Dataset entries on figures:
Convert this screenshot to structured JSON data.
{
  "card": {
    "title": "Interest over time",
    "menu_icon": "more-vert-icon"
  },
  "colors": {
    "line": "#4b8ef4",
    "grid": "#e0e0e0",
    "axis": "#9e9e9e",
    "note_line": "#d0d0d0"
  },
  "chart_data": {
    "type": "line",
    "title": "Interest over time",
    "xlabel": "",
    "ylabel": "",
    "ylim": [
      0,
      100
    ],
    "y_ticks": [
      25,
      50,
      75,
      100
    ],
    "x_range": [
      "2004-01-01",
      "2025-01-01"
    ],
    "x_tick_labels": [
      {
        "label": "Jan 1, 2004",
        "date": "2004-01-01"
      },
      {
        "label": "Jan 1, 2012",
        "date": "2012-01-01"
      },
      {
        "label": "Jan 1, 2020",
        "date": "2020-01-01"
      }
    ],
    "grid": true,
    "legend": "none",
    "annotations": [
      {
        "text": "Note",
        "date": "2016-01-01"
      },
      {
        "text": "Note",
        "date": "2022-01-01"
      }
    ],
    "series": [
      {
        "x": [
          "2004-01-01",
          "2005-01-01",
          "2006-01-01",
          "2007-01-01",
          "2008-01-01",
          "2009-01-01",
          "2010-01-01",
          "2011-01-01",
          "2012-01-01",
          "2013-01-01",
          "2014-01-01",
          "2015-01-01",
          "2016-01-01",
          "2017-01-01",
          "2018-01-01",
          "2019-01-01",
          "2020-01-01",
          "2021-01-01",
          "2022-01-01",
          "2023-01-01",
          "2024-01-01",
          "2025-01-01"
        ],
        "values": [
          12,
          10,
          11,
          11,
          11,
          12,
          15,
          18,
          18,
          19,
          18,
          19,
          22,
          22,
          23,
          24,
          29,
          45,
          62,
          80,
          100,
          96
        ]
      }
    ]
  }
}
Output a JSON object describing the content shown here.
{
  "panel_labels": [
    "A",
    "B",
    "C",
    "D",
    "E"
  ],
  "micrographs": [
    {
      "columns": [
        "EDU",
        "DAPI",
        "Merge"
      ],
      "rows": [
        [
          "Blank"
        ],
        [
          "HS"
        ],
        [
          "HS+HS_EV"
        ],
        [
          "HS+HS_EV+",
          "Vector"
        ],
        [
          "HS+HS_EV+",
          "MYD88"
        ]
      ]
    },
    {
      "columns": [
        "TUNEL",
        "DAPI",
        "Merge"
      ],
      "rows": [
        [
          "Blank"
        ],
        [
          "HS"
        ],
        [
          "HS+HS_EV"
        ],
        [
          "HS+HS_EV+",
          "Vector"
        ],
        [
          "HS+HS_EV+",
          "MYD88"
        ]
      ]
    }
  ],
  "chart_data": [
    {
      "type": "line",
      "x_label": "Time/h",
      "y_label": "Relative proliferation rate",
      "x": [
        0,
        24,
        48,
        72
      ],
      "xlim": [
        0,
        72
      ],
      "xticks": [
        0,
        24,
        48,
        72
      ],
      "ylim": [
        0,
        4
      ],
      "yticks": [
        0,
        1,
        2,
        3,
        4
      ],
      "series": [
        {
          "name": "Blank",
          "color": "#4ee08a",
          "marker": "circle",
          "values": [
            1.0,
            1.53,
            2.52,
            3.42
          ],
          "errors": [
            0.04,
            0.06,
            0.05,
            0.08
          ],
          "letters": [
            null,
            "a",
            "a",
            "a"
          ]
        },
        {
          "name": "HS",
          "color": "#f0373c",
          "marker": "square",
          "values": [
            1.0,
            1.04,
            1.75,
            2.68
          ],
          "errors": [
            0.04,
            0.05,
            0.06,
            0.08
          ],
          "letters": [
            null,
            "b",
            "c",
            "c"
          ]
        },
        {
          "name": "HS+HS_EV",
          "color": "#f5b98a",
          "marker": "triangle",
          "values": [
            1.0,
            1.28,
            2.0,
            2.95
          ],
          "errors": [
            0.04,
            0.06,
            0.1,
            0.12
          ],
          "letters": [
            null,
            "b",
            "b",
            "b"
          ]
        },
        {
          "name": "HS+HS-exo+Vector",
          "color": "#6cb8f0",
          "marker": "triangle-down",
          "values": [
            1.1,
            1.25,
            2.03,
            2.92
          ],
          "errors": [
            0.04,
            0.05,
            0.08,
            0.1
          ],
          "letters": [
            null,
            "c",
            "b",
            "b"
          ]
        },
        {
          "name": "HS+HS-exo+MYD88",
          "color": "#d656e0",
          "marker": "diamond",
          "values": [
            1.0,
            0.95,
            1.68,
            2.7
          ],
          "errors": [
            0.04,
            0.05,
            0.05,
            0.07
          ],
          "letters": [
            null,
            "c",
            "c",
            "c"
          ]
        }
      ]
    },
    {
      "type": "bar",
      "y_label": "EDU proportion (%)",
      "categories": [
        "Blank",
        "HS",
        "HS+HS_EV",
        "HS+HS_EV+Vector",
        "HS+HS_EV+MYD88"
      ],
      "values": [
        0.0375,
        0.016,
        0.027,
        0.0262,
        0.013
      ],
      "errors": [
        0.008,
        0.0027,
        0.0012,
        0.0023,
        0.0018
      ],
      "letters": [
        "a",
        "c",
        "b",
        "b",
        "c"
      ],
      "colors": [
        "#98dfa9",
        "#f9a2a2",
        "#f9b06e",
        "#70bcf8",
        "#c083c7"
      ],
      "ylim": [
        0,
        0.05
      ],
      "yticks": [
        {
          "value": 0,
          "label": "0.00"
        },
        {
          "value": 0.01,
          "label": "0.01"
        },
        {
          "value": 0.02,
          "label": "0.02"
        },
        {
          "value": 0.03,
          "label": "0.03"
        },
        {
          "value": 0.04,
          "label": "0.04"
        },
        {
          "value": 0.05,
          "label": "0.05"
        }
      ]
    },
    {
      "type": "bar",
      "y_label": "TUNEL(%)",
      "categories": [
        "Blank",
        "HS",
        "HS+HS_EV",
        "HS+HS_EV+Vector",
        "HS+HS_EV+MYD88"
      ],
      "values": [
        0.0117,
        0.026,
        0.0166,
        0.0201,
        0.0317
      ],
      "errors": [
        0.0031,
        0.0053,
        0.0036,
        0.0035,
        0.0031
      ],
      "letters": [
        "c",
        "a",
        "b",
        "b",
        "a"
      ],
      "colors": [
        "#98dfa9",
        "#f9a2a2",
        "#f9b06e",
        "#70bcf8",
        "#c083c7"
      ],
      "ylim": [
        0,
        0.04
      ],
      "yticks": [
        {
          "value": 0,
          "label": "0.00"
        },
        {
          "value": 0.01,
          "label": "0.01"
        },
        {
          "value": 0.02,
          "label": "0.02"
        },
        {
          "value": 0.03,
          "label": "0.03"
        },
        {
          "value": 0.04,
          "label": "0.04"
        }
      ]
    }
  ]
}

• _Problem to solve_
Take every line above carrying "JSON" and return it.

• _Answer to this exercise_
Convert this screenshot to structured JSON data.
Output a JSON object describing the content shown here.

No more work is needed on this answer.